STATED PROBLEM: Copy, from the entries below, each line in which the string "space" appears.
________
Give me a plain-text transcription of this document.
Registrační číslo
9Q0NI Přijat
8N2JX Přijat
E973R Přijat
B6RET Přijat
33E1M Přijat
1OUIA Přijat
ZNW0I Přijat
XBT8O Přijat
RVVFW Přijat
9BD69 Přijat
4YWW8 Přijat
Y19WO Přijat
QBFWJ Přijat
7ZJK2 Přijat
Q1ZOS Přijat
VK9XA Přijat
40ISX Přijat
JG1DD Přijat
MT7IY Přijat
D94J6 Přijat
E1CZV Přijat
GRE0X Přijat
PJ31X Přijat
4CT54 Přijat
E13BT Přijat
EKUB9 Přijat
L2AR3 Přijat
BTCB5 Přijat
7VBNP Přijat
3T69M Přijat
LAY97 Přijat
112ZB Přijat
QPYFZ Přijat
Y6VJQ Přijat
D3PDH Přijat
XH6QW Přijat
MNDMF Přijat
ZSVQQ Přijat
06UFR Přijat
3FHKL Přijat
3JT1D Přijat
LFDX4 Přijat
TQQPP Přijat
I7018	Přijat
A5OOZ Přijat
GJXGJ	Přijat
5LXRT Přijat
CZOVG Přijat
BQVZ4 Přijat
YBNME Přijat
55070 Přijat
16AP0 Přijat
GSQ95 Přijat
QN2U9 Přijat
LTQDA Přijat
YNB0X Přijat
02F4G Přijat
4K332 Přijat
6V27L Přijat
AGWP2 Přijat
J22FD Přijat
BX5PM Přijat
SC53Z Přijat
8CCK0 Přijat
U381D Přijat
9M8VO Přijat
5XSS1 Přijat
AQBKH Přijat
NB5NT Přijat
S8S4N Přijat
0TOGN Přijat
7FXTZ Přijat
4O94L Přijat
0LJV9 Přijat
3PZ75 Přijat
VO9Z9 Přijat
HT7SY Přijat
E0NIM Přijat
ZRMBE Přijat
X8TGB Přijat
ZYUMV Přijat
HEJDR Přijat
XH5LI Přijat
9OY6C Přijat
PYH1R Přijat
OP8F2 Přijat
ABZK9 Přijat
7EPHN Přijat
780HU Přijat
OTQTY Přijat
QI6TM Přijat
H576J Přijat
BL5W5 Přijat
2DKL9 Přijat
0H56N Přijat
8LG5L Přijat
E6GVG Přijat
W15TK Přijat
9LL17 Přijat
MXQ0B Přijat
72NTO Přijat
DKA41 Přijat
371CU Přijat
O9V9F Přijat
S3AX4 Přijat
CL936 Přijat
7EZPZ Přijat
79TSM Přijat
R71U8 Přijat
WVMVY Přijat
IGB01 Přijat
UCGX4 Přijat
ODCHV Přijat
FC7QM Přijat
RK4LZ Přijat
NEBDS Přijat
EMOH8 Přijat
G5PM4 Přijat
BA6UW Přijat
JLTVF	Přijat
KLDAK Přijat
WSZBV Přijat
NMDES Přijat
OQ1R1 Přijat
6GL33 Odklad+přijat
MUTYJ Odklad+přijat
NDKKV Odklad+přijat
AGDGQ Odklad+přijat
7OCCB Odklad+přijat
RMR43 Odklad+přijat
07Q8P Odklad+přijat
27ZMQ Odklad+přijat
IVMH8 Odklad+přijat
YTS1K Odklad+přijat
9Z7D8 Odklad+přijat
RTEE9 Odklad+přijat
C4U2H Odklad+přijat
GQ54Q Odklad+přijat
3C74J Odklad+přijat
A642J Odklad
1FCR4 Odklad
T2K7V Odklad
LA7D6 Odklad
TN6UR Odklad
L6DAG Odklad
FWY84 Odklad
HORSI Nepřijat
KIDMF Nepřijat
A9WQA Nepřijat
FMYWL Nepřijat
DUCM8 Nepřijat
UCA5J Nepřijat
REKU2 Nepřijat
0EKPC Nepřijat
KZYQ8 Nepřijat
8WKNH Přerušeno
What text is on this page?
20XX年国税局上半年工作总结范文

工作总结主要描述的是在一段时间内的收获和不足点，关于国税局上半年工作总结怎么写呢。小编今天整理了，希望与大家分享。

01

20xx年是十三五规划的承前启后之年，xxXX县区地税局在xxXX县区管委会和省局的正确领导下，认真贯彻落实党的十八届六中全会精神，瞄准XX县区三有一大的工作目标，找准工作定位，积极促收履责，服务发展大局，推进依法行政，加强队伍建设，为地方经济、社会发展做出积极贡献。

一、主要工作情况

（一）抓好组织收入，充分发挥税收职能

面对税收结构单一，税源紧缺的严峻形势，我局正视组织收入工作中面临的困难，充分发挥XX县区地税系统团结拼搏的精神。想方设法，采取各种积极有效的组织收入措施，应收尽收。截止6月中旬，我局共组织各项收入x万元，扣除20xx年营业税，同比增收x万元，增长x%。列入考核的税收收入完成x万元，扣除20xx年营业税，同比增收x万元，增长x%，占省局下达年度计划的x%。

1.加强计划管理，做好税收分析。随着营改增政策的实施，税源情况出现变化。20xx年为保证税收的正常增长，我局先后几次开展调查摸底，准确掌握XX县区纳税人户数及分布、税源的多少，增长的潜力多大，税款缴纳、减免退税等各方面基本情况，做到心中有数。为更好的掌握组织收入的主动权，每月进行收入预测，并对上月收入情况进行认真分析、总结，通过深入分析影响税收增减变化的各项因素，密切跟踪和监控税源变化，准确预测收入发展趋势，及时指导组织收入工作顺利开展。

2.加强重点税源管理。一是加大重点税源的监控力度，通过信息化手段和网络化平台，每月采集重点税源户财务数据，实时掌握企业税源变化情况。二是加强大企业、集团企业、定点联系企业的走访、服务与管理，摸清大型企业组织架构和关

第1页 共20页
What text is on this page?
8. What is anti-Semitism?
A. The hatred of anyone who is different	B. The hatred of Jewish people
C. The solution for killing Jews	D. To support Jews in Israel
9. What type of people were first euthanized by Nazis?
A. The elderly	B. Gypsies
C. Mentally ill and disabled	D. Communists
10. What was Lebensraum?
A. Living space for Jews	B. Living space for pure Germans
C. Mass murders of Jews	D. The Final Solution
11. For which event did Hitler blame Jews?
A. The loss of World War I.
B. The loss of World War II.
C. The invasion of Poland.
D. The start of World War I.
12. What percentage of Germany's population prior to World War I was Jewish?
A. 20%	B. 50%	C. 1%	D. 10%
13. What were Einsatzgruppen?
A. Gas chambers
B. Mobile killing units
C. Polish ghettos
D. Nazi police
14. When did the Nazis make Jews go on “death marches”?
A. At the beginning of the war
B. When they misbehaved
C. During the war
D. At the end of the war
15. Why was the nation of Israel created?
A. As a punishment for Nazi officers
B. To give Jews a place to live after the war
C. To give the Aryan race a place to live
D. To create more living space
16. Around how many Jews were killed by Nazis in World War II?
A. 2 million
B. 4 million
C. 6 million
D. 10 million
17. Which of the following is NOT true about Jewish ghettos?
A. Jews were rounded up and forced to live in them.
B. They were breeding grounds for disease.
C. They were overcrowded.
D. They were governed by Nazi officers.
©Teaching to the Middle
________
TASK RESULT:
A. Living space for Jews	B. Living space for pure Germans
D. To create more living space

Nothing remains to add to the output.